Work required
Switch "legend-item" to "legend-entry" throughout the stretch from the line containing "legend-swatch bbox=[171, 290, 193, 300]" through the line containing "legend-swatch bbox=[325, 435, 347, 446]", and write out only those lines with nothing else altered.

┄┄┄┄┄┄┄┄┄┄

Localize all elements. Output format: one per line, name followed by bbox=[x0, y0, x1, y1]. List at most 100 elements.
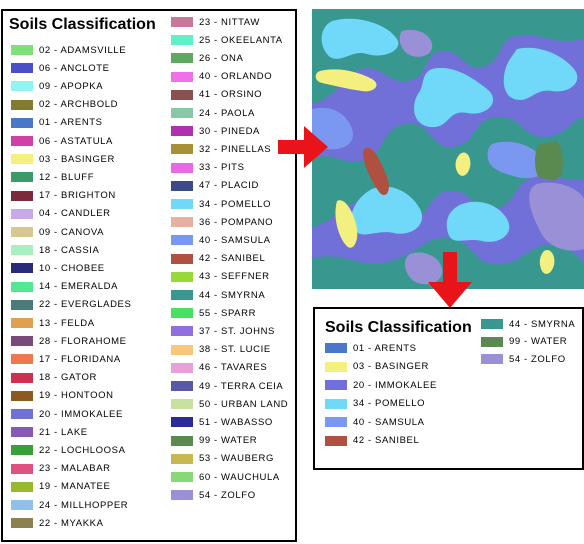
legend-swatch bbox=[171, 290, 193, 300]
legend-swatch bbox=[11, 500, 33, 510]
legend-swatch bbox=[171, 144, 193, 155]
legend-item: 02 - ADAMSVILLE bbox=[11, 44, 126, 56]
main-legend-title: Soils Classification bbox=[9, 16, 156, 33]
legend-label: 01 - ARENTS bbox=[353, 342, 417, 354]
legend-label: 42 - SANIBEL bbox=[353, 435, 420, 446]
legend-swatch bbox=[171, 53, 193, 64]
right-arrow bbox=[278, 126, 328, 168]
legend-item: 19 - HONTOON bbox=[11, 390, 114, 402]
legend-item: 03 - BASINGER bbox=[11, 153, 115, 165]
legend-label: 60 - WAUCHULA bbox=[199, 471, 280, 483]
legend-item: 50 - URBAN LAND bbox=[171, 398, 288, 410]
legend-item: 14 - EMERALDA bbox=[11, 281, 118, 293]
legend-item: 37 - ST. JOHNS bbox=[171, 325, 275, 337]
legend-item: 26 - ONA bbox=[171, 52, 243, 64]
legend-swatch bbox=[171, 235, 193, 246]
legend-swatch bbox=[171, 126, 193, 137]
legend-swatch bbox=[11, 45, 33, 55]
legend-swatch bbox=[325, 417, 347, 427]
legend-item: 13 - FELDA bbox=[11, 317, 95, 329]
legend-swatch bbox=[11, 99, 33, 110]
legend-label: 33 - PITS bbox=[199, 162, 245, 174]
legend-item: 09 - CANOVA bbox=[11, 226, 104, 238]
legend-label: 37 - ST. JOHNS bbox=[199, 325, 275, 337]
legend-label: 21 - LAKE bbox=[39, 426, 88, 438]
legend-label: 22 - MYAKKA bbox=[39, 517, 104, 529]
legend-item: 01 - ARENTS bbox=[11, 117, 103, 129]
legend-swatch bbox=[171, 308, 193, 319]
legend-item: 18 - GATOR bbox=[11, 372, 97, 384]
legend-item: 04 - CANDLER bbox=[11, 208, 111, 220]
legend-item: 54 - ZOLFO bbox=[171, 489, 256, 501]
legend-swatch bbox=[171, 362, 193, 373]
legend-item: 19 - MANATEE bbox=[11, 481, 110, 493]
map-region-basinger bbox=[539, 249, 555, 274]
legend-swatch bbox=[171, 271, 193, 282]
legend-swatch bbox=[11, 427, 33, 438]
legend-item: 23 - MALABAR bbox=[11, 463, 111, 475]
legend-swatch bbox=[481, 319, 503, 329]
legend-swatch bbox=[325, 380, 347, 390]
legend-item: 47 - PLACID bbox=[171, 180, 259, 192]
legend-item: 54 - ZOLFO bbox=[481, 353, 566, 365]
legend-swatch bbox=[325, 435, 347, 446]
legend-swatch bbox=[171, 217, 193, 228]
legend-label: 26 - ONA bbox=[199, 52, 244, 64]
legend-swatch bbox=[11, 518, 33, 529]
legend-swatch bbox=[481, 336, 503, 347]
legend-item: 18 - CASSIA bbox=[11, 244, 99, 256]
legend-item: 24 - PAOLA bbox=[171, 107, 255, 119]
map-region-basinger bbox=[315, 69, 377, 92]
legend-label: 47 - PLACID bbox=[199, 180, 259, 192]
legend-label: 50 - URBAN LAND bbox=[199, 398, 289, 410]
legend-swatch bbox=[11, 390, 33, 401]
legend-label: 28 - FLORAHOME bbox=[39, 335, 127, 347]
legend-item: 99 - WATER bbox=[171, 435, 257, 447]
legend-label: 22 - LOCHLOOSA bbox=[39, 444, 126, 456]
legend-item: 40 - ORLANDO bbox=[171, 71, 272, 83]
legend-label: 18 - CASSIA bbox=[39, 244, 100, 256]
legend-swatch bbox=[171, 108, 193, 118]
map-region-zolfo bbox=[529, 182, 584, 251]
legend-label: 04 - CANDLER bbox=[39, 208, 111, 220]
legend-swatch bbox=[171, 381, 193, 391]
legend-label: 54 - ZOLFO bbox=[509, 353, 566, 365]
legend-item: 55 - SPARR bbox=[171, 307, 256, 319]
legend-item: 30 - PINEDA bbox=[171, 125, 260, 137]
map-region-pomello bbox=[503, 47, 578, 100]
legend-swatch bbox=[171, 162, 193, 173]
legend-item: 10 - CHOBEE bbox=[11, 262, 105, 274]
map-region-samsula bbox=[487, 141, 546, 179]
legend-swatch bbox=[11, 372, 33, 383]
map-region-pomello bbox=[351, 186, 423, 235]
map-region-basinger bbox=[335, 200, 358, 248]
main-soils-legend: Soils Classification 02 - ADAMSVILLE 06 -… bbox=[1, 9, 297, 542]
legend-label: 46 - TAVARES bbox=[199, 362, 268, 374]
legend-item: 44 - SMYRNA bbox=[481, 318, 575, 330]
map-region-zolfo bbox=[404, 252, 443, 285]
legend-swatch bbox=[171, 17, 193, 27]
legend-item: 12 - BLUFF bbox=[11, 171, 94, 183]
legend-swatch bbox=[171, 71, 193, 82]
legend-label: 14 - EMERALDA bbox=[39, 281, 119, 293]
legend-label: 32 - PINELLAS bbox=[199, 143, 272, 155]
legend-item: 38 - ST. LUCIE bbox=[171, 344, 271, 356]
legend-label: 49 - TERRA CEIA bbox=[199, 380, 284, 392]
legend-swatch bbox=[171, 35, 193, 46]
legend-label: 03 - BASINGER bbox=[353, 361, 429, 372]
legend-label: 17 - BRIGHTON bbox=[39, 190, 116, 202]
legend-item: 22 - MYAKKA bbox=[11, 517, 104, 529]
legend-swatch bbox=[11, 281, 33, 292]
legend-item: 36 - POMPANO bbox=[171, 216, 273, 228]
map-region-water bbox=[535, 141, 563, 181]
legend-label: 24 - PAOLA bbox=[199, 107, 255, 119]
map-region-pomello bbox=[414, 67, 494, 128]
legend-item: 34 - POMELLO bbox=[171, 198, 271, 210]
legend-label: 40 - SAMSULA bbox=[353, 416, 425, 428]
legend-item: 41 - ORSINO bbox=[171, 89, 262, 101]
legend-label: 51 - WABASSO bbox=[199, 416, 273, 428]
legend-swatch bbox=[11, 208, 33, 219]
legend-item: 60 - WAUCHULA bbox=[171, 471, 280, 483]
legend-swatch bbox=[171, 326, 193, 337]
legend-swatch bbox=[11, 445, 33, 456]
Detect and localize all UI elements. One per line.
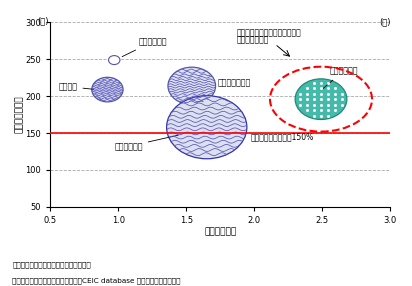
Ellipse shape <box>108 55 120 65</box>
Y-axis label: 貸倒引当金比率: 貸倒引当金比率 <box>15 96 24 134</box>
Text: (％): (％) <box>379 17 391 26</box>
Text: 大型商業銀行: 大型商業銀行 <box>114 135 178 151</box>
Ellipse shape <box>92 77 123 102</box>
Text: 都市商業銀行: 都市商業銀行 <box>122 37 167 57</box>
Text: 外国銀行: 外国銀行 <box>59 82 94 91</box>
X-axis label: 不良債権比率: 不良債権比率 <box>204 228 236 237</box>
Text: 突出して高い。: 突出して高い。 <box>236 36 269 45</box>
Text: 備考：円の大きさは不良債権額を表示。: 備考：円の大きさは不良債権額を表示。 <box>12 262 91 268</box>
Ellipse shape <box>295 79 347 120</box>
Text: 農村商業銀行: 農村商業銀行 <box>323 67 358 88</box>
Ellipse shape <box>168 67 215 105</box>
Text: 株式制商業銀行: 株式制商業銀行 <box>218 78 251 88</box>
Ellipse shape <box>166 96 247 159</box>
Text: 資料：中国銀行業監督管理委員会、CEIC database から経済産業省作成。: 資料：中国銀行業監督管理委員会、CEIC database から経済産業省作成。 <box>12 277 181 284</box>
Text: (％): (％) <box>37 17 49 26</box>
Text: 農村商業銀行の不良債権比率が: 農村商業銀行の不良債権比率が <box>236 28 302 37</box>
Text: 中国政府要求水準＝150%: 中国政府要求水準＝150% <box>250 133 314 142</box>
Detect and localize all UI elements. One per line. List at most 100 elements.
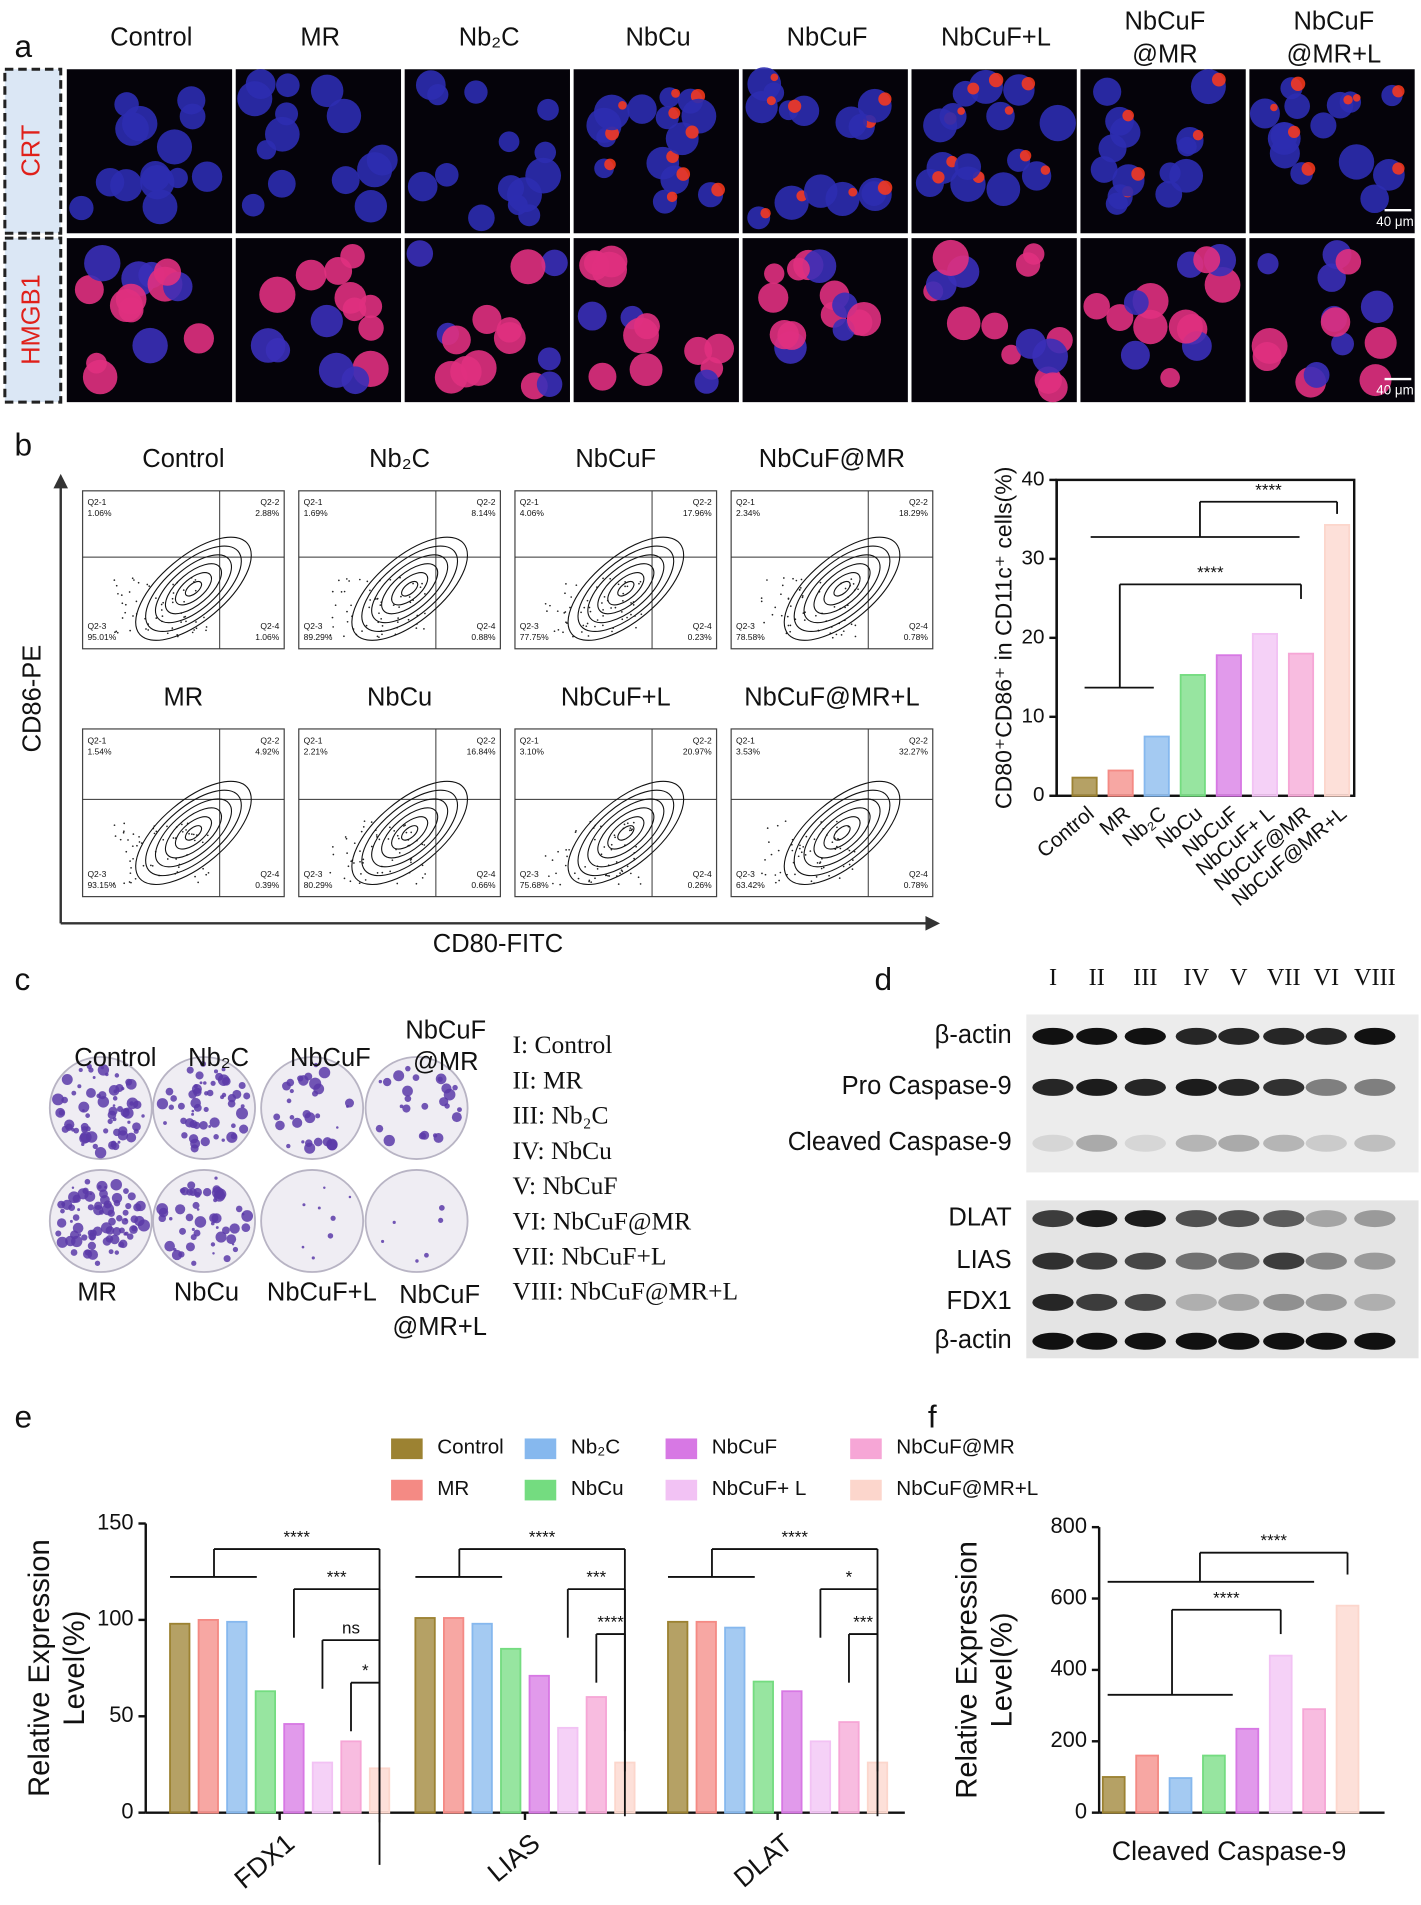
panel-label: c [15, 961, 31, 997]
event [397, 617, 399, 619]
event [764, 859, 766, 861]
quadrant-value: 8.14% [471, 508, 496, 518]
cell [1310, 112, 1337, 139]
event [419, 586, 422, 589]
event [396, 834, 399, 837]
event [546, 610, 548, 612]
quadrant-value: 3.53% [736, 746, 761, 756]
colony [125, 1078, 133, 1086]
event [802, 845, 805, 848]
y-tick-label: 600 [1051, 1584, 1087, 1609]
band [1175, 1027, 1217, 1045]
event [381, 633, 383, 636]
band [1076, 1134, 1118, 1152]
colony [185, 1242, 195, 1252]
event [376, 635, 379, 638]
colony [191, 1112, 195, 1116]
colony [187, 1181, 196, 1190]
contour [793, 789, 891, 877]
cell [577, 301, 607, 331]
event [633, 857, 635, 860]
event [798, 589, 801, 591]
cell [802, 249, 837, 283]
event [602, 608, 604, 611]
x-tick-label: Cleaved Caspase-9 [1112, 1836, 1347, 1866]
event [130, 866, 132, 869]
contour [164, 563, 222, 615]
cell [1360, 184, 1389, 214]
event [185, 620, 187, 623]
event [803, 619, 806, 621]
sig-label: *** [327, 1568, 347, 1587]
colony [286, 1143, 291, 1149]
event [622, 599, 624, 602]
cell [354, 190, 388, 223]
colony [125, 1202, 132, 1210]
event [801, 596, 804, 599]
colony [418, 1132, 427, 1140]
quadrant-value: 2.34% [736, 508, 761, 518]
event [398, 851, 401, 854]
colony-legend: VII: NbCuF+L [513, 1242, 667, 1271]
cell [525, 157, 562, 194]
event [596, 619, 599, 621]
quadrant-name: Q2-2 [909, 735, 928, 745]
quadrant-name: Q2-4 [477, 621, 496, 631]
colony [231, 1123, 236, 1129]
event [789, 624, 792, 627]
panel-label: b [15, 426, 33, 462]
event [391, 859, 394, 862]
band [1263, 1210, 1305, 1228]
colony [113, 1199, 121, 1207]
colony [210, 1242, 216, 1247]
cell [633, 313, 660, 340]
event [194, 875, 196, 878]
event [786, 615, 789, 618]
quadrant-name: Q2-3 [304, 869, 323, 879]
stain [668, 107, 681, 119]
quadrant-name: Q2-3 [87, 869, 106, 879]
quadrant-value: 1.06% [255, 632, 280, 642]
event [619, 872, 621, 874]
event [135, 600, 138, 603]
event [400, 595, 402, 598]
panel-label: e [15, 1398, 33, 1434]
event [346, 852, 348, 854]
event [132, 857, 134, 860]
colony [80, 1122, 89, 1131]
band [1305, 1134, 1347, 1152]
colony [451, 1112, 462, 1123]
colony [186, 1066, 194, 1074]
event [763, 621, 765, 624]
event [609, 577, 612, 580]
cell [835, 106, 868, 139]
cell [1106, 304, 1134, 332]
colony [129, 1101, 134, 1106]
colony [185, 1213, 194, 1222]
event [338, 579, 340, 582]
band [1076, 1332, 1118, 1350]
legend-label: Control [437, 1436, 504, 1459]
quadrant-name: Q2-1 [520, 735, 539, 745]
event [818, 862, 821, 864]
cell [1251, 327, 1288, 364]
colony [304, 1072, 313, 1081]
y-tick-label: 50 [109, 1702, 133, 1727]
event [147, 629, 150, 631]
plate [260, 1169, 365, 1273]
sig-label: *** [853, 1613, 873, 1632]
event [583, 606, 586, 609]
colony [213, 1198, 218, 1203]
event [148, 585, 151, 587]
event [614, 606, 617, 609]
stain [1392, 85, 1405, 98]
colony [179, 1227, 186, 1235]
colony [121, 1086, 125, 1091]
event [370, 821, 373, 823]
contour [184, 580, 203, 597]
event [389, 870, 392, 873]
colony [127, 1120, 131, 1124]
cell [84, 245, 121, 282]
event [358, 882, 361, 885]
event [635, 626, 637, 629]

┄┄┄┄┄┄┄┄┄┄

Exercise solution
legend-swatch bbox=[171, 290, 193, 300]
legend-swatch bbox=[11, 500, 33, 510]
legend-swatch bbox=[171, 144, 193, 155]
legend-entry: 02 - ADAMSVILLE bbox=[11, 44, 126, 56]
main-legend-title: Soils Classification bbox=[9, 16, 156, 33]
legend-label: 01 - ARENTS bbox=[353, 342, 417, 354]
legend-label: 42 - SANIBEL bbox=[353, 435, 420, 446]
legend-swatch bbox=[171, 53, 193, 64]
right-arrow bbox=[278, 126, 328, 168]
legend-entry: 19 - HONTOON bbox=[11, 390, 114, 402]
legend-entry: 03 - BASINGER bbox=[11, 153, 115, 165]
legend-label: 60 - WAUCHULA bbox=[199, 471, 280, 483]
legend-entry: 50 - URBAN LAND bbox=[171, 398, 288, 410]
legend-entry: 14 - EMERALDA bbox=[11, 281, 118, 293]
legend-entry: 37 - ST. JOHNS bbox=[171, 325, 275, 337]
legend-entry: 26 - ONA bbox=[171, 52, 243, 64]
legend-swatch bbox=[171, 235, 193, 246]
legend-swatch bbox=[171, 126, 193, 137]
legend-swatch bbox=[11, 45, 33, 55]
legend-swatch bbox=[325, 417, 347, 427]
legend-entry: 13 - FELDA bbox=[11, 317, 95, 329]
legend-swatch bbox=[11, 99, 33, 110]
legend-label: 33 - PITS bbox=[199, 162, 245, 174]
legend-entry: 09 - CANOVA bbox=[11, 226, 104, 238]
legend-label: 37 - ST. JOHNS bbox=[199, 325, 275, 337]
legend-label: 21 - LAKE bbox=[39, 426, 88, 438]
legend-label: 22 - MYAKKA bbox=[39, 517, 104, 529]
legend-entry: 01 - ARENTS bbox=[11, 117, 103, 129]
legend-swatch bbox=[171, 308, 193, 319]
legend-entry: 18 - GATOR bbox=[11, 372, 97, 384]
legend-entry: 04 - CANDLER bbox=[11, 208, 111, 220]
legend-entry: 54 - ZOLFO bbox=[171, 489, 256, 501]
legend-swatch bbox=[171, 362, 193, 373]
legend-entry: 19 - MANATEE bbox=[11, 481, 110, 493]
map-region-basinger bbox=[539, 249, 555, 274]
legend-swatch bbox=[171, 271, 193, 282]
legend-swatch bbox=[11, 427, 33, 438]
legend-entry: 23 - MALABAR bbox=[11, 463, 111, 475]
legend-swatch bbox=[481, 319, 503, 329]
legend-swatch bbox=[325, 380, 347, 390]
legend-entry: 47 - PLACID bbox=[171, 180, 259, 192]
legend-entry: 54 - ZOLFO bbox=[481, 353, 566, 365]
legend-swatch bbox=[325, 435, 347, 446]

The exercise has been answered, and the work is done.